[Set exercise] Write out every entry precisely as given, leaving the pictures out.

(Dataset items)

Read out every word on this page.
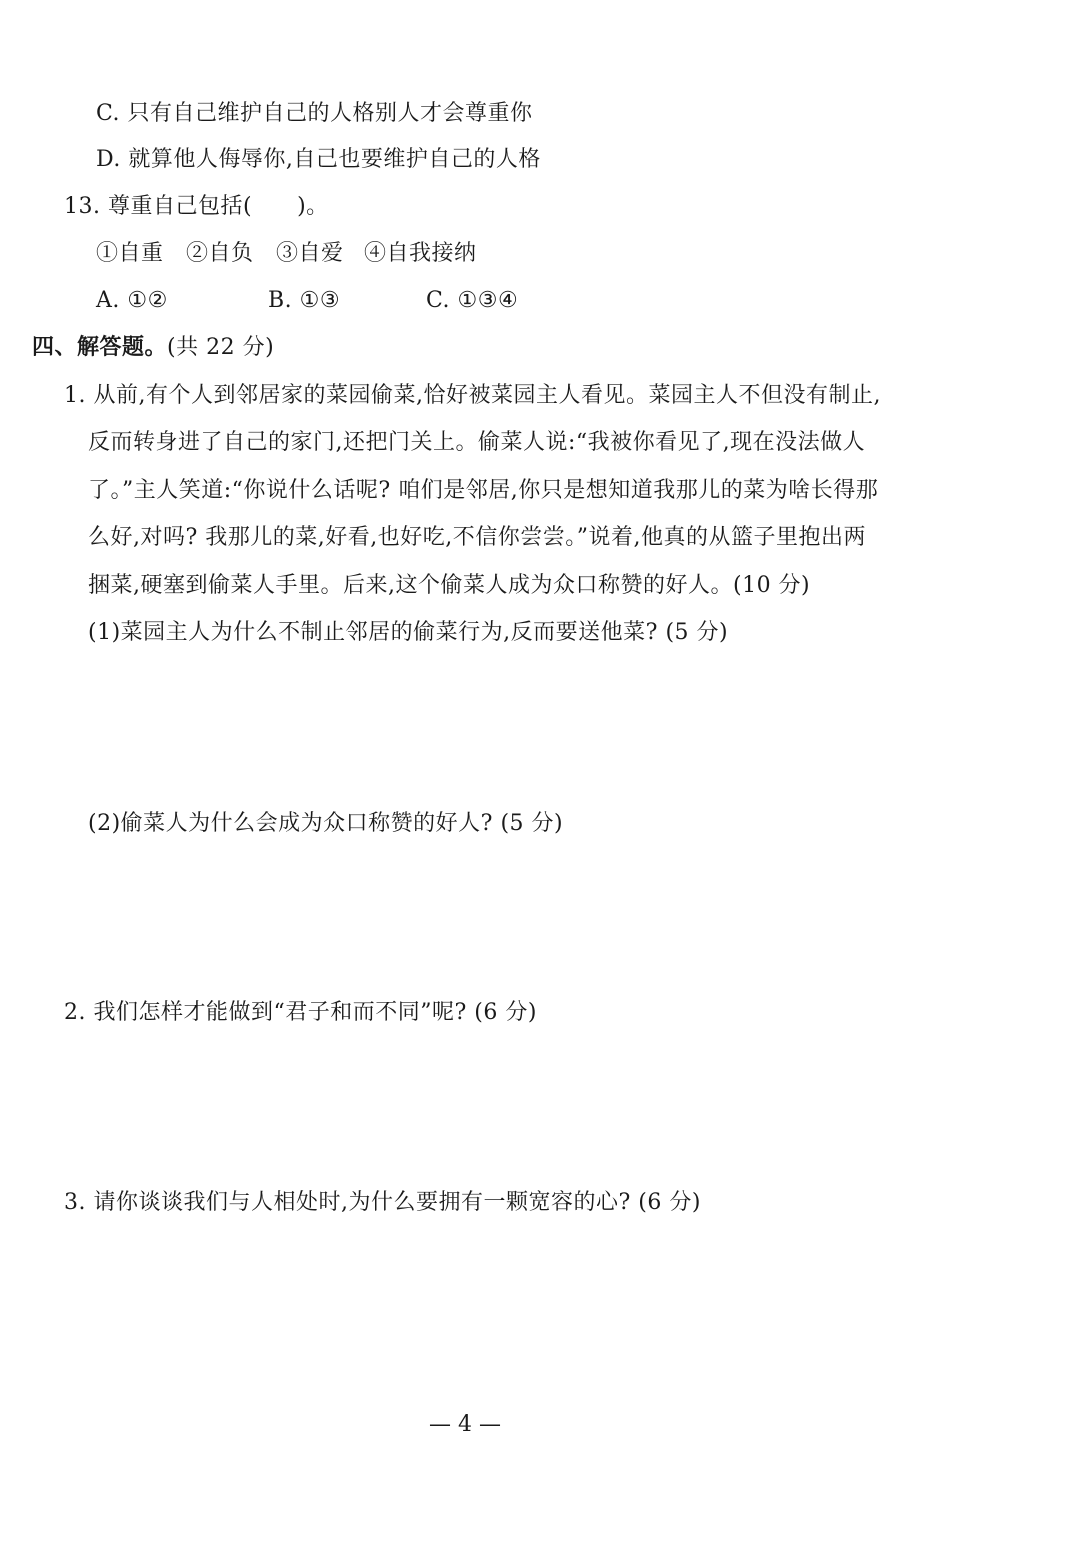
C. 只有自己维护自己的人格别人才会尊重你
D. 就算他人侮辱你,自己也要维护自己的人格
13. 尊重自己包括(　　)。
①自重 ②自负 ③自爱 ④自我接纳
A. ①②	B. ①③	C. ①③④
四、解答题。(共 22 分)
1. 从前,有个人到邻居家的菜园偷菜,恰好被菜园主人看见。菜园主人不但没有制止,
反而转身进了自己的家门,还把门关上。偷菜人说:“我被你看见了,现在没法做人
了。”主人笑道:“你说什么话呢? 咱们是邻居,你只是想知道我那儿的菜为啥长得那
么好,对吗? 我那儿的菜,好看,也好吃,不信你尝尝。”说着,他真的从篮子里抱出两
捆菜,硬塞到偷菜人手里。后来,这个偷菜人成为众口称赞的好人。(10 分)
(1)菜园主人为什么不制止邻居的偷菜行为,反而要送他菜? (5 分)
(2)偷菜人为什么会成为众口称赞的好人? (5 分)
2. 我们怎样才能做到“君子和而不同”呢? (6 分)
3. 请你谈谈我们与人相处时,为什么要拥有一颗宽容的心? (6 分)
— 4 —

[Answer to this exercise]
Read out every word on this page.
C. 只有自己维护自己的人格别人才会尊重你
D. 就算他人侮辱你,自己也要维护自己的人格
13. 尊重自己包括(　　)。
①自重 ②自负 ③自爱 ④自我接纳
A. ①②	B. ①③	C. ①③④
四、解答题。(共 22 分)
1. 从前,有个人到邻居家的菜园偷菜,恰好被菜园主人看见。菜园主人不但没有制止,
反而转身进了自己的家门,还把门关上。偷菜人说:“我被你看见了,现在没法做人
了。”主人笑道:“你说什么话呢? 咱们是邻居,你只是想知道我那儿的菜为啥长得那
么好,对吗? 我那儿的菜,好看,也好吃,不信你尝尝。”说着,他真的从篮子里抱出两
捆菜,硬塞到偷菜人手里。后来,这个偷菜人成为众口称赞的好人。(10 分)
(1)菜园主人为什么不制止邻居的偷菜行为,反而要送他菜? (5 分)
(2)偷菜人为什么会成为众口称赞的好人? (5 分)
2. 我们怎样才能做到“君子和而不同”呢? (6 分)
3. 请你谈谈我们与人相处时,为什么要拥有一颗宽容的心? (6 分)
— 4 —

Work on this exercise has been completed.